Goal
Every line below that holds the string "name" should be copied out.

───

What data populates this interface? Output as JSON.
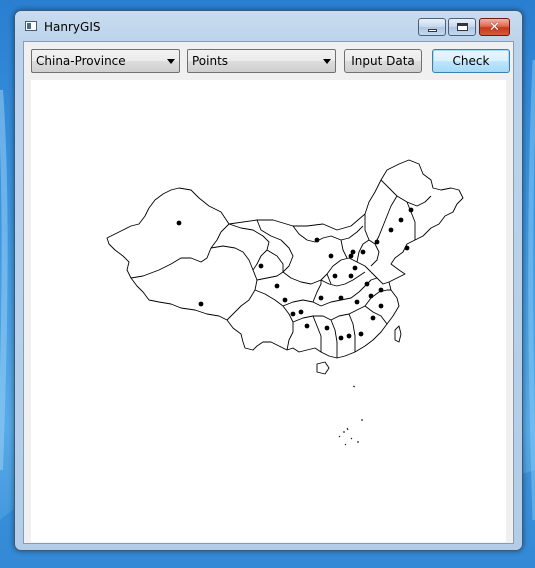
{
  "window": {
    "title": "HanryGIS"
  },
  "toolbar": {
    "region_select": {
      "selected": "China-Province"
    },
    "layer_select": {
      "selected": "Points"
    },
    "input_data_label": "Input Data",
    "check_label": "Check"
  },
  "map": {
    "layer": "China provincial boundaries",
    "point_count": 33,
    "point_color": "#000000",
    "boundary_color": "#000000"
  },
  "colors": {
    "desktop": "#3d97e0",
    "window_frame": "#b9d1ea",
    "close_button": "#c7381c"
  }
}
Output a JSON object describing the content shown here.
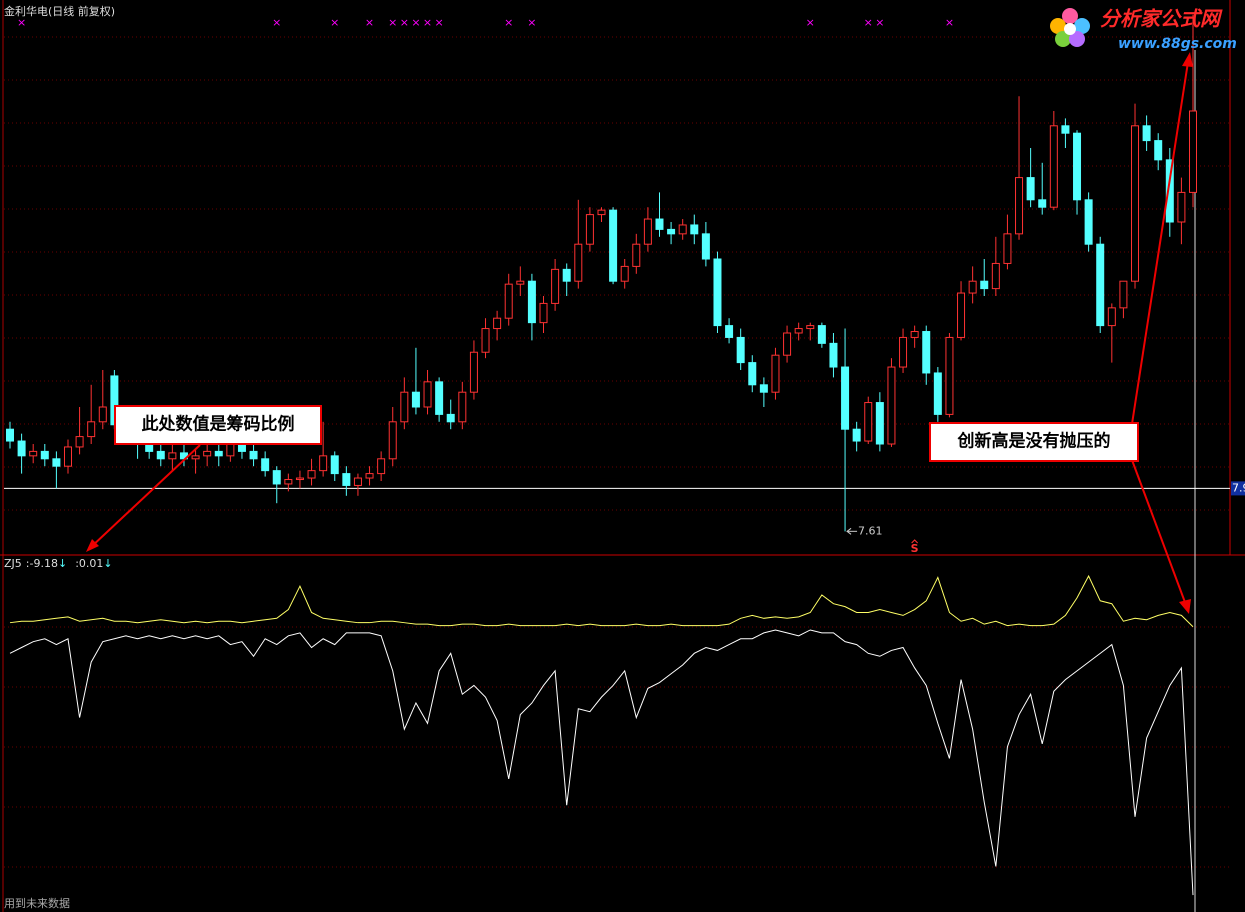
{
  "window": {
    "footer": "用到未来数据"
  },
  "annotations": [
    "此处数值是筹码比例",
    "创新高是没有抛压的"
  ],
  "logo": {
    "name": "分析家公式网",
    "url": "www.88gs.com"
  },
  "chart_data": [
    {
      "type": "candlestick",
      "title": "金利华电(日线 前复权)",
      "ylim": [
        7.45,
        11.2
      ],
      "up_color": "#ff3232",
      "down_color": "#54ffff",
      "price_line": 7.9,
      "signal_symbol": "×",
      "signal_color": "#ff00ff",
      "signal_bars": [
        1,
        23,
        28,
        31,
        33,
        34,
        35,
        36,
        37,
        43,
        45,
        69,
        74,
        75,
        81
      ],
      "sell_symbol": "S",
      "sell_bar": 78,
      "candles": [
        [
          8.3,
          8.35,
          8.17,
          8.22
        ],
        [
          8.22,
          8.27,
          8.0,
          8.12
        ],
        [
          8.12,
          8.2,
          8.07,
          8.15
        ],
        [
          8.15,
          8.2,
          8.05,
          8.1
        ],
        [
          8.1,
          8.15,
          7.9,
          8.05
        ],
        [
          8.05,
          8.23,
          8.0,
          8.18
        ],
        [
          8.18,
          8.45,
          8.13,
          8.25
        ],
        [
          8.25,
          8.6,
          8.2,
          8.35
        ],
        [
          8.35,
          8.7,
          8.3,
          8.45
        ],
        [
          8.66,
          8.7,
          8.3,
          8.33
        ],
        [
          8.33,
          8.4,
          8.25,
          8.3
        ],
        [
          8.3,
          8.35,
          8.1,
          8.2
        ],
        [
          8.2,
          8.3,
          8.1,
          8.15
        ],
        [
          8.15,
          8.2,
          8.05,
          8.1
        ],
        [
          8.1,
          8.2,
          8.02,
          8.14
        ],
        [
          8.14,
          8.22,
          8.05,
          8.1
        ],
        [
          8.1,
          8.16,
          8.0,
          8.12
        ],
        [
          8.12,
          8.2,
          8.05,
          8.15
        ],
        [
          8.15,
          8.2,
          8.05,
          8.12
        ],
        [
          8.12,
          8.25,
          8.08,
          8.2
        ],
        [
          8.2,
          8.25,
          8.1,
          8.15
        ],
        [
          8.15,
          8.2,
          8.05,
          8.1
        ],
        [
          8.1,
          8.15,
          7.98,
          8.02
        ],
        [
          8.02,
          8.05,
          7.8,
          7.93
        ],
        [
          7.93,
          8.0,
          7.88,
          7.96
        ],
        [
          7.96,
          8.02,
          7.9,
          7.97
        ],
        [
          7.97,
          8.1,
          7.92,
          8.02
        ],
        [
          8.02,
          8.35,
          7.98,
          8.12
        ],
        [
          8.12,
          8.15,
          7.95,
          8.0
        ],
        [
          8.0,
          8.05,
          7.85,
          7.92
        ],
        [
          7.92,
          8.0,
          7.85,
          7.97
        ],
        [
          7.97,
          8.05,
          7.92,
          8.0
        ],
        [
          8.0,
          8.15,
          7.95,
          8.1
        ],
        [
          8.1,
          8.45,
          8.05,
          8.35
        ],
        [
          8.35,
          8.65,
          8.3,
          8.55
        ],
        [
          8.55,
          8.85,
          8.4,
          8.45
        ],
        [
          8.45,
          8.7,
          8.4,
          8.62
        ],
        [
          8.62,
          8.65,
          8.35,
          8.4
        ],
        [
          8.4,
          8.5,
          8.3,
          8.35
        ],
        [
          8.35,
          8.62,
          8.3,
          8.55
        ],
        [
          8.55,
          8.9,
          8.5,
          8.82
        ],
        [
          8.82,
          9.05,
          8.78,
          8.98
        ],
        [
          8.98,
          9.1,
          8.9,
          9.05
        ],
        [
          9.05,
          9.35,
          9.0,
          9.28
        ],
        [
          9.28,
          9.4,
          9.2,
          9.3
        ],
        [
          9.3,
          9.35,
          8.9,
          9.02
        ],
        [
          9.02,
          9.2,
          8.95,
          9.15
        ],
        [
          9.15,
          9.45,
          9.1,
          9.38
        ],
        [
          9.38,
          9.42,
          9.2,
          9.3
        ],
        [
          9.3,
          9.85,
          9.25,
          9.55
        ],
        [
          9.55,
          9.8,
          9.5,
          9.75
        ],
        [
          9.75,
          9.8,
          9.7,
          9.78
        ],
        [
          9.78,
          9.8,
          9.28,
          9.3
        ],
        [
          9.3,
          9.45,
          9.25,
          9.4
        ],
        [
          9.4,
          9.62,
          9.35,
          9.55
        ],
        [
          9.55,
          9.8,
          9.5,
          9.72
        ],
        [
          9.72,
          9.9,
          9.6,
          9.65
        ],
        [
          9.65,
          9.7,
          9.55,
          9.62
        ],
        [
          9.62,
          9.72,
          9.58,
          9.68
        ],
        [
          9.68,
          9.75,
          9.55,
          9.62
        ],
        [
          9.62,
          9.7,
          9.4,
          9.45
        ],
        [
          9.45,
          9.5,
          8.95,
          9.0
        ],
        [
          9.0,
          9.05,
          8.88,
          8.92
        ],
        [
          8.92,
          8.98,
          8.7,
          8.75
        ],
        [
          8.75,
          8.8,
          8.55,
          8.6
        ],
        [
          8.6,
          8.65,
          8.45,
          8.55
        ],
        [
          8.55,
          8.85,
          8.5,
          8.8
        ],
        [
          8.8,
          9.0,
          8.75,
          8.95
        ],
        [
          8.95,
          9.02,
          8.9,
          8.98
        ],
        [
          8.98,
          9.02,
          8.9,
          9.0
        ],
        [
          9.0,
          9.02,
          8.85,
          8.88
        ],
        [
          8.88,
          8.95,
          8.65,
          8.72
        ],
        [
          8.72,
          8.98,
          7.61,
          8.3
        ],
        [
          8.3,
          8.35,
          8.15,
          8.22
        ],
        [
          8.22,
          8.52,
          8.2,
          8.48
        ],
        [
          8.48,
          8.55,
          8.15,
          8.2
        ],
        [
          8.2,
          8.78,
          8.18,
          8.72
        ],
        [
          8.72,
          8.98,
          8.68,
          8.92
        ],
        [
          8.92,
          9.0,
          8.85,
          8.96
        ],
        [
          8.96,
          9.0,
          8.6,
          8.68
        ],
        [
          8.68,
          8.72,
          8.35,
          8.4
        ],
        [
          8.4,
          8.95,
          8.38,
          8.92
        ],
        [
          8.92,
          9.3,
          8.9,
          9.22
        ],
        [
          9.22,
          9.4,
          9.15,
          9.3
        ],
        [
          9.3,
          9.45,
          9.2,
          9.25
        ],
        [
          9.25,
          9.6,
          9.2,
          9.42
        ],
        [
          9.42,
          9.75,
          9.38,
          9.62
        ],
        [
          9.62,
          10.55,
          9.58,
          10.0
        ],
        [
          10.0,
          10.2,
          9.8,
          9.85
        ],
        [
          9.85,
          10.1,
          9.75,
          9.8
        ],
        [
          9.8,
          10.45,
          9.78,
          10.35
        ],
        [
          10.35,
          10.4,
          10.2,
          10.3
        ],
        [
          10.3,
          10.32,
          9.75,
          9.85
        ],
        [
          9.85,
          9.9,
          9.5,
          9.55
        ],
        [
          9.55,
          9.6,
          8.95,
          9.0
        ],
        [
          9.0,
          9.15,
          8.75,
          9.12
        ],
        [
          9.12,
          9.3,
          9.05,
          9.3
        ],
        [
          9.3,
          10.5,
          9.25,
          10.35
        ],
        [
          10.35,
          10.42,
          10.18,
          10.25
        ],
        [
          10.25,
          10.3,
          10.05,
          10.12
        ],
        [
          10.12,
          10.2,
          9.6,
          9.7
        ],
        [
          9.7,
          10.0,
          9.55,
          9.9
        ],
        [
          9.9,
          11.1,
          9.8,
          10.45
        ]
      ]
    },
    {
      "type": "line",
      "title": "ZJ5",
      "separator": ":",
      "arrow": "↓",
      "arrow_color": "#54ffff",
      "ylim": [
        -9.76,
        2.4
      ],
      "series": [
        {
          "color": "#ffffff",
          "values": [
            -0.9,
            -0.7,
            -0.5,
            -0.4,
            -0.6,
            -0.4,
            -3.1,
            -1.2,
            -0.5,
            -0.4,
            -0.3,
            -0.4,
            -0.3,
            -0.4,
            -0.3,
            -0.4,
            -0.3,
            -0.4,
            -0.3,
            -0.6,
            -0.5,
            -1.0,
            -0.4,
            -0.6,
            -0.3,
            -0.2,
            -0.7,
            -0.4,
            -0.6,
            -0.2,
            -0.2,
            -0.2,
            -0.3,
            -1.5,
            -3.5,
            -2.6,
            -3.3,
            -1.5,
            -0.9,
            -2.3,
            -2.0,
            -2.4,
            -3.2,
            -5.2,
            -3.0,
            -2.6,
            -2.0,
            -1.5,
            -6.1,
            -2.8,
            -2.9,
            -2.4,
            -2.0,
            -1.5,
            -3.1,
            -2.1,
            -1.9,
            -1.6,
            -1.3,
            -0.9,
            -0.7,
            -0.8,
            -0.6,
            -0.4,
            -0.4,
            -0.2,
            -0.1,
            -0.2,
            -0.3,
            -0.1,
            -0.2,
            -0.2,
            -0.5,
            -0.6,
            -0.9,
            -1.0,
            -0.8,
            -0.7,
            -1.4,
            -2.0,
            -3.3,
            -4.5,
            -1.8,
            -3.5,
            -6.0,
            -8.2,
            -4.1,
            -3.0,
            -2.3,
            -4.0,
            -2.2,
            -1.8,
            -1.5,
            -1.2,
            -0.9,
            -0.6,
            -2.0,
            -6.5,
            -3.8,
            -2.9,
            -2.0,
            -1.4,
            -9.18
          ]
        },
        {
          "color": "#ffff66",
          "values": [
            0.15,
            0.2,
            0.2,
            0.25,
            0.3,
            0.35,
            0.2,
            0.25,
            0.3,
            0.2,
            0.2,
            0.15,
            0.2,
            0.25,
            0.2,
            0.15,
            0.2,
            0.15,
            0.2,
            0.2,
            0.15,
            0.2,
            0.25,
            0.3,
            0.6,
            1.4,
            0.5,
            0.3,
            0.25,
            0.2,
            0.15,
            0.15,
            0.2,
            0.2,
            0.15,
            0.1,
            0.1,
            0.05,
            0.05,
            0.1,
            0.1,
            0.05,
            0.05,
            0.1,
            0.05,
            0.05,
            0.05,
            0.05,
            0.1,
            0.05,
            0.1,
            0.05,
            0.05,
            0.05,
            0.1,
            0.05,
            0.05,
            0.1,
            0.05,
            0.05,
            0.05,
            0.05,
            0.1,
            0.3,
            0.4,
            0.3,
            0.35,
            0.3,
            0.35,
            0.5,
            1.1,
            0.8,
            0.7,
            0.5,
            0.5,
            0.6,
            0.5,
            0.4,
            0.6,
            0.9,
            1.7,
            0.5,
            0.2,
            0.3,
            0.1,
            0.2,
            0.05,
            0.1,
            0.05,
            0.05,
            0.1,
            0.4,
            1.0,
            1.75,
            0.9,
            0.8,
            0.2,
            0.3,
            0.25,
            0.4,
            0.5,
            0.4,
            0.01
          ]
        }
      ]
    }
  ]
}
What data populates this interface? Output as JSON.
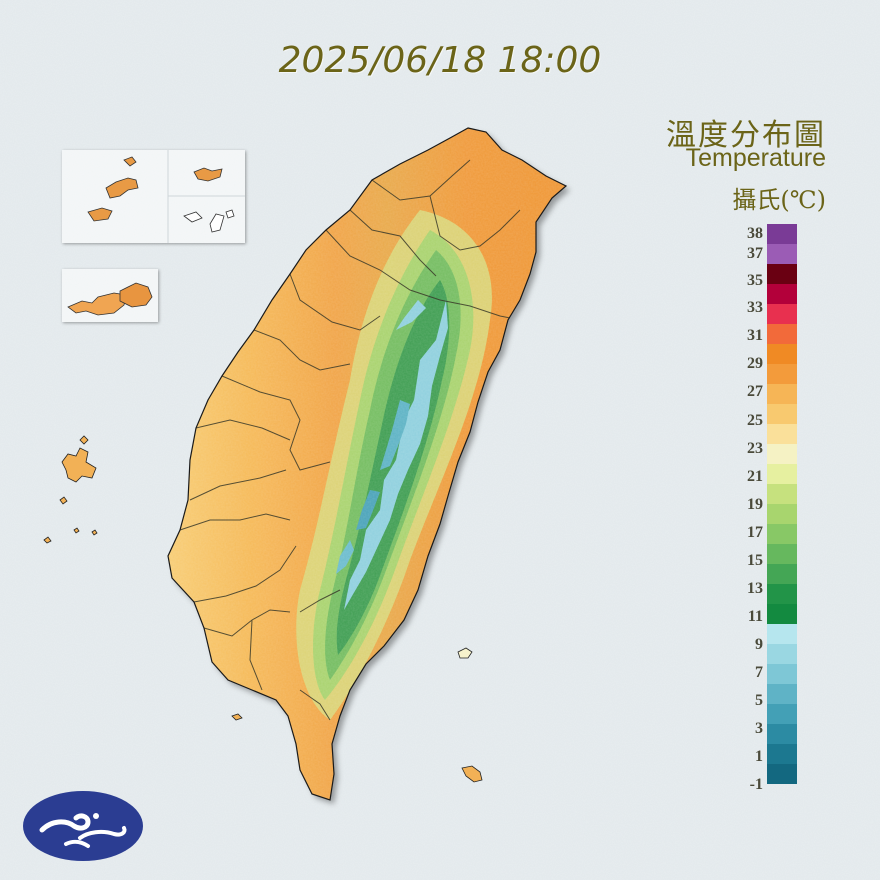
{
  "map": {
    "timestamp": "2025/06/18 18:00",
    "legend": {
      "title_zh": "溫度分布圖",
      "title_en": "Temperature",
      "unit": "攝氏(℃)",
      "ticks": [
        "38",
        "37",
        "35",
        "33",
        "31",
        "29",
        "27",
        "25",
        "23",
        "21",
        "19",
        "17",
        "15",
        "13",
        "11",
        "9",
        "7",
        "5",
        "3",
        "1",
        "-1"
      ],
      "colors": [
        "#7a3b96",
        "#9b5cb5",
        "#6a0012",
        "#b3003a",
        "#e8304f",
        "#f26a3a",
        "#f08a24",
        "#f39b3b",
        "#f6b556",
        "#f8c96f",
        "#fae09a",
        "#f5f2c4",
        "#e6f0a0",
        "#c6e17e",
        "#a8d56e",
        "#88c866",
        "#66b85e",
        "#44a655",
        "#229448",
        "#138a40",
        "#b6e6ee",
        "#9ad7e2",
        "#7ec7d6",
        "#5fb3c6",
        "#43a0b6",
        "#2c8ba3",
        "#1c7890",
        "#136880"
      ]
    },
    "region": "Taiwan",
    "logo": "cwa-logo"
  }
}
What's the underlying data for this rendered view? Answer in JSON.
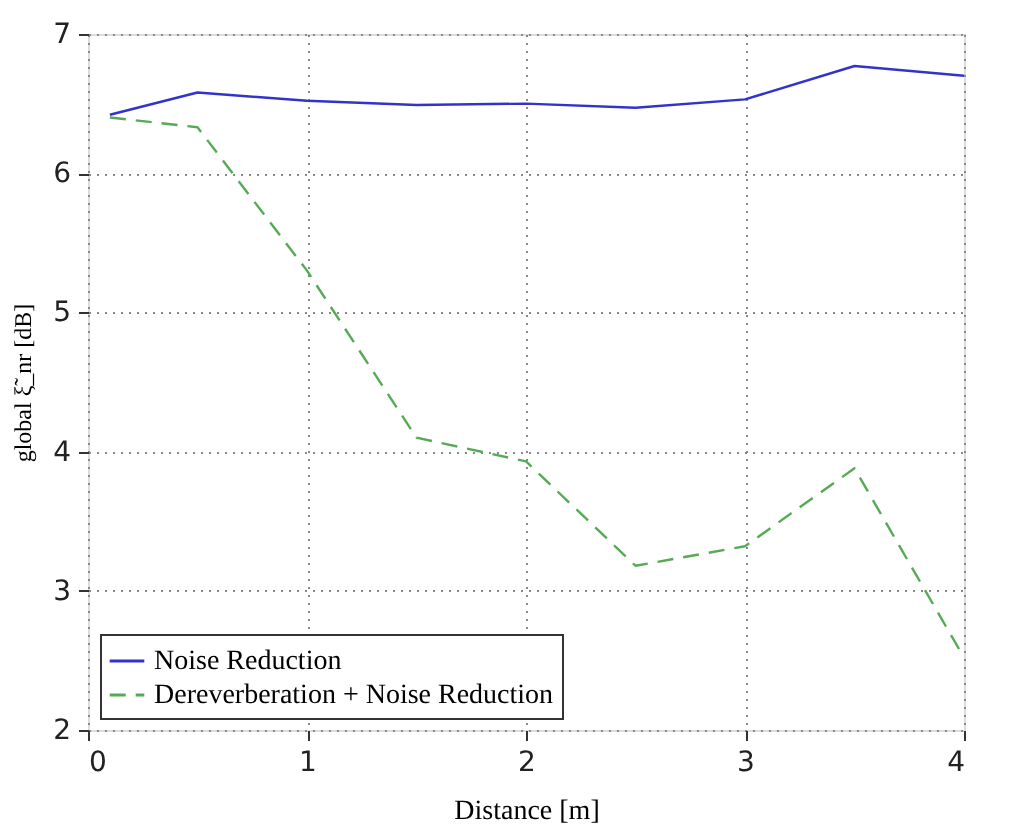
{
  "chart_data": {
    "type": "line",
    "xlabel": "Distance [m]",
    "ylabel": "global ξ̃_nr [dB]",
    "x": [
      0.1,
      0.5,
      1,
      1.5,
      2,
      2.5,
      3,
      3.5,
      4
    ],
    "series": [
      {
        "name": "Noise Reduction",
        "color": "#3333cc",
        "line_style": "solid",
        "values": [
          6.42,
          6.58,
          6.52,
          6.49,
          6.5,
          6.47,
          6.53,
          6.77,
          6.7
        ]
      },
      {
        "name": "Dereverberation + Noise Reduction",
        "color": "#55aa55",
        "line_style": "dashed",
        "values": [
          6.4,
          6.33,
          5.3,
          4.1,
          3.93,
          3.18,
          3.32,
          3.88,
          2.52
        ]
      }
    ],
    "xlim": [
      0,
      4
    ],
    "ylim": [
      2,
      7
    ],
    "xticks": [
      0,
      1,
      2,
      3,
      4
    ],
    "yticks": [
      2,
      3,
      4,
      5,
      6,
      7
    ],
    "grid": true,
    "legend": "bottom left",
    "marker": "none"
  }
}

───

Solution below
    "name": "分析家公式网",
        "name": "Noise Reduction",
        "name": "Dereverberation + Noise Reduction",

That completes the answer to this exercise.